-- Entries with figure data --
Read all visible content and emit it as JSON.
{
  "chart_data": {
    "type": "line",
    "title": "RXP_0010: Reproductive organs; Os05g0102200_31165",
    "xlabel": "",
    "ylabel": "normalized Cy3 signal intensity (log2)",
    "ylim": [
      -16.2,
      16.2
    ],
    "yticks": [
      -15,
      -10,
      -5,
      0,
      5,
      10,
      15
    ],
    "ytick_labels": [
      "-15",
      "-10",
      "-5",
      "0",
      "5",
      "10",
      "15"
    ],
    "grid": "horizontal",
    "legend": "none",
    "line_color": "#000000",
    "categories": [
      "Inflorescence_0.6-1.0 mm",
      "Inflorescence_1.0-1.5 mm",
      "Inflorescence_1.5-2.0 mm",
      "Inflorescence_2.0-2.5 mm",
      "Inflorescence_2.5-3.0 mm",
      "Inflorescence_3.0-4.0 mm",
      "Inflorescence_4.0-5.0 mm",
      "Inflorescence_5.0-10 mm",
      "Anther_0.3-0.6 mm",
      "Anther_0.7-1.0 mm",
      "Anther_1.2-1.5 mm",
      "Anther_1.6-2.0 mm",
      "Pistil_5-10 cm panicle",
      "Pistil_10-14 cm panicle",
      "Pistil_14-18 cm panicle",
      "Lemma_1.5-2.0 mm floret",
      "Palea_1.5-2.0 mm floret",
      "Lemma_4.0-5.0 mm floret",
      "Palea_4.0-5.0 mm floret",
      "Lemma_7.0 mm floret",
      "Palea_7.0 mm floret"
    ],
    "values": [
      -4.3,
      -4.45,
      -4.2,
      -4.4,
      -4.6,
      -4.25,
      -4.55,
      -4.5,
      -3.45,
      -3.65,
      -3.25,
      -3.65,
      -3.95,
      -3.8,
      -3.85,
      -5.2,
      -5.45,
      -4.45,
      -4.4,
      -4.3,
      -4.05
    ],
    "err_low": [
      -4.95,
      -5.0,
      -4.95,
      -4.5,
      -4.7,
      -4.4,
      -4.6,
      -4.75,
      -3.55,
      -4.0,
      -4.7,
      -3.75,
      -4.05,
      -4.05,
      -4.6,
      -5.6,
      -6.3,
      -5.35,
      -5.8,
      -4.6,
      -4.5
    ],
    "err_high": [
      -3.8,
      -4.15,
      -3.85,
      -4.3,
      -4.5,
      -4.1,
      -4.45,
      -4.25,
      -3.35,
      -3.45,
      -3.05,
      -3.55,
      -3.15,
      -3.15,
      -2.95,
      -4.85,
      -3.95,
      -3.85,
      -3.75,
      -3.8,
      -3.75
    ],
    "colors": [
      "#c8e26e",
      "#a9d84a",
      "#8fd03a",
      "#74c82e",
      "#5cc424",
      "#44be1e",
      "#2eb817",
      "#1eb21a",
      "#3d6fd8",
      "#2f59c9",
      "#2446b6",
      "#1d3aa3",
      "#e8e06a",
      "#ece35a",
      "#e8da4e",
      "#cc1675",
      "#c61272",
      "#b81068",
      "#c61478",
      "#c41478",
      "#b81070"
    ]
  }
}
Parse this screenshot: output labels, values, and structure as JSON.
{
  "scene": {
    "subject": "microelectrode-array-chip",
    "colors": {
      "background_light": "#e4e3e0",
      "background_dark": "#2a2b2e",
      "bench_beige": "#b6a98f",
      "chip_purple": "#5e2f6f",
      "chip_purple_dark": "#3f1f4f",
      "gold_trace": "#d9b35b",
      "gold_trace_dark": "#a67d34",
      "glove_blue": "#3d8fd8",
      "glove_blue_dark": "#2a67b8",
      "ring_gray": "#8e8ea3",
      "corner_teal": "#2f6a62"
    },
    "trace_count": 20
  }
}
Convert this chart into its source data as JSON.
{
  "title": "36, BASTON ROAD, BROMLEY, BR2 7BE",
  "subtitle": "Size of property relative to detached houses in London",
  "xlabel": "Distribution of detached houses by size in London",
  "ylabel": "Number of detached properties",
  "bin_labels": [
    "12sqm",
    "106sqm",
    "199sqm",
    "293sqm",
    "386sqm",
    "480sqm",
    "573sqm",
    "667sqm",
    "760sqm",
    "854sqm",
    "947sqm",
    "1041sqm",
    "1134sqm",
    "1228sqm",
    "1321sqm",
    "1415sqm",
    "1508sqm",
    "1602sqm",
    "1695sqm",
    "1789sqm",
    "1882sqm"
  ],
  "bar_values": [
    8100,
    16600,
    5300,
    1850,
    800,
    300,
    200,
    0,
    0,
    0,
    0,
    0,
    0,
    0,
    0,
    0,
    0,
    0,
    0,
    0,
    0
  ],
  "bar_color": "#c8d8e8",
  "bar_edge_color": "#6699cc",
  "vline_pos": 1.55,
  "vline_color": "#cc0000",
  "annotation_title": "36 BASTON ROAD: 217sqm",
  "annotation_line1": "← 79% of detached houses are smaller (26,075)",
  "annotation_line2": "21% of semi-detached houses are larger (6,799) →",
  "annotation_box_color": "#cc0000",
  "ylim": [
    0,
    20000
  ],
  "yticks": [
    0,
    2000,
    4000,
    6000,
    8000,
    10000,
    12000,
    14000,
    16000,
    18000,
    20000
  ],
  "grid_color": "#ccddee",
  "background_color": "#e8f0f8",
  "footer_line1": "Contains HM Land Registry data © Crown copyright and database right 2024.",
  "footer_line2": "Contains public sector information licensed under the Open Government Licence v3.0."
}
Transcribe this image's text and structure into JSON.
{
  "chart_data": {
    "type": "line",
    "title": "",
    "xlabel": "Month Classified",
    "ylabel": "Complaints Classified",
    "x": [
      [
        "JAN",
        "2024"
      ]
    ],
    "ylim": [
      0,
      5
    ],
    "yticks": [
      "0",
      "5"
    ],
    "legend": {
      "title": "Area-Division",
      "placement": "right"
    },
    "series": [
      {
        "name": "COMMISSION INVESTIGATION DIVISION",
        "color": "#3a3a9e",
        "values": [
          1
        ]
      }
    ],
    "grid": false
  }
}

-- WHAT THIS TASK INVOLVES --
Restate each entry exactly, skipping none.

-- ANSWER TO THIS EXERCISE --
Read all visible content and emit it as JSON.
{
  "chart_data": {
    "type": "line",
    "title": "RXP_0010: Reproductive organs; Os05g0102200_31165",
    "xlabel": "",
    "ylabel": "normalized Cy3 signal intensity (log2)",
    "ylim": [
      -16.2,
      16.2
    ],
    "yticks": [
      -15,
      -10,
      -5,
      0,
      5,
      10,
      15
    ],
    "ytick_labels": [
      "-15",
      "-10",
      "-5",
      "0",
      "5",
      "10",
      "15"
    ],
    "grid": "horizontal",
    "legend": "none",
    "line_color": "#000000",
    "categories": [
      "Inflorescence_0.6-1.0 mm",
      "Inflorescence_1.0-1.5 mm",
      "Inflorescence_1.5-2.0 mm",
      "Inflorescence_2.0-2.5 mm",
      "Inflorescence_2.5-3.0 mm",
      "Inflorescence_3.0-4.0 mm",
      "Inflorescence_4.0-5.0 mm",
      "Inflorescence_5.0-10 mm",
      "Anther_0.3-0.6 mm",
      "Anther_0.7-1.0 mm",
      "Anther_1.2-1.5 mm",
      "Anther_1.6-2.0 mm",
      "Pistil_5-10 cm panicle",
      "Pistil_10-14 cm panicle",
      "Pistil_14-18 cm panicle",
      "Lemma_1.5-2.0 mm floret",
      "Palea_1.5-2.0 mm floret",
      "Lemma_4.0-5.0 mm floret",
      "Palea_4.0-5.0 mm floret",
      "Lemma_7.0 mm floret",
      "Palea_7.0 mm floret"
    ],
    "values": [
      -4.3,
      -4.45,
      -4.2,
      -4.4,
      -4.6,
      -4.25,
      -4.55,
      -4.5,
      -3.45,
      -3.65,
      -3.25,
      -3.65,
      -3.95,
      -3.8,
      -3.85,
      -5.2,
      -5.45,
      -4.45,
      -4.4,
      -4.3,
      -4.05
    ],
    "err_low": [
      -4.95,
      -5.0,
      -4.95,
      -4.5,
      -4.7,
      -4.4,
      -4.6,
      -4.75,
      -3.55,
      -4.0,
      -4.7,
      -3.75,
      -4.05,
      -4.05,
      -4.6,
      -5.6,
      -6.3,
      -5.35,
      -5.8,
      -4.6,
      -4.5
    ],
    "err_high": [
      -3.8,
      -4.15,
      -3.85,
      -4.3,
      -4.5,
      -4.1,
      -4.45,
      -4.25,
      -3.35,
      -3.45,
      -3.05,
      -3.55,
      -3.15,
      -3.15,
      -2.95,
      -4.85,
      -3.95,
      -3.85,
      -3.75,
      -3.8,
      -3.75
    ],
    "colors": [
      "#c8e26e",
      "#a9d84a",
      "#8fd03a",
      "#74c82e",
      "#5cc424",
      "#44be1e",
      "#2eb817",
      "#1eb21a",
      "#3d6fd8",
      "#2f59c9",
      "#2446b6",
      "#1d3aa3",
      "#e8e06a",
      "#ece35a",
      "#e8da4e",
      "#cc1675",
      "#c61272",
      "#b81068",
      "#c61478",
      "#c41478",
      "#b81070"
    ]
  }
}
Parse this screenshot: output labels, values, and structure as JSON.
{
  "scene": {
    "subject": "microelectrode-array-chip",
    "colors": {
      "background_light": "#e4e3e0",
      "background_dark": "#2a2b2e",
      "bench_beige": "#b6a98f",
      "chip_purple": "#5e2f6f",
      "chip_purple_dark": "#3f1f4f",
      "gold_trace": "#d9b35b",
      "gold_trace_dark": "#a67d34",
      "glove_blue": "#3d8fd8",
      "glove_blue_dark": "#2a67b8",
      "ring_gray": "#8e8ea3",
      "corner_teal": "#2f6a62"
    },
    "trace_count": 20
  }
}
Convert this chart into its source data as JSON.
{
  "title": "36, BASTON ROAD, BROMLEY, BR2 7BE",
  "subtitle": "Size of property relative to detached houses in London",
  "xlabel": "Distribution of detached houses by size in London",
  "ylabel": "Number of detached properties",
  "bin_labels": [
    "12sqm",
    "106sqm",
    "199sqm",
    "293sqm",
    "386sqm",
    "480sqm",
    "573sqm",
    "667sqm",
    "760sqm",
    "854sqm",
    "947sqm",
    "1041sqm",
    "1134sqm",
    "1228sqm",
    "1321sqm",
    "1415sqm",
    "1508sqm",
    "1602sqm",
    "1695sqm",
    "1789sqm",
    "1882sqm"
  ],
  "bar_values": [
    8100,
    16600,
    5300,
    1850,
    800,
    300,
    200,
    0,
    0,
    0,
    0,
    0,
    0,
    0,
    0,
    0,
    0,
    0,
    0,
    0,
    0
  ],
  "bar_color": "#c8d8e8",
  "bar_edge_color": "#6699cc",
  "vline_pos": 1.55,
  "vline_color": "#cc0000",
  "annotation_title": "36 BASTON ROAD: 217sqm",
  "annotation_line1": "← 79% of detached houses are smaller (26,075)",
  "annotation_line2": "21% of semi-detached houses are larger (6,799) →",
  "annotation_box_color": "#cc0000",
  "ylim": [
    0,
    20000
  ],
  "yticks": [
    0,
    2000,
    4000,
    6000,
    8000,
    10000,
    12000,
    14000,
    16000,
    18000,
    20000
  ],
  "grid_color": "#ccddee",
  "background_color": "#e8f0f8",
  "footer_line1": "Contains HM Land Registry data © Crown copyright and database right 2024.",
  "footer_line2": "Contains public sector information licensed under the Open Government Licence v3.0."
}
Transcribe this image's text and structure into JSON.
{
  "chart_data": {
    "type": "line",
    "title": "",
    "xlabel": "Month Classified",
    "ylabel": "Complaints Classified",
    "x": [
      [
        "JAN",
        "2024"
      ]
    ],
    "ylim": [
      0,
      5
    ],
    "yticks": [
      "0",
      "5"
    ],
    "legend": {
      "title": "Area-Division",
      "placement": "right"
    },
    "series": [
      {
        "name": "COMMISSION INVESTIGATION DIVISION",
        "color": "#3a3a9e",
        "values": [
          1
        ]
      }
    ],
    "grid": false
  }
}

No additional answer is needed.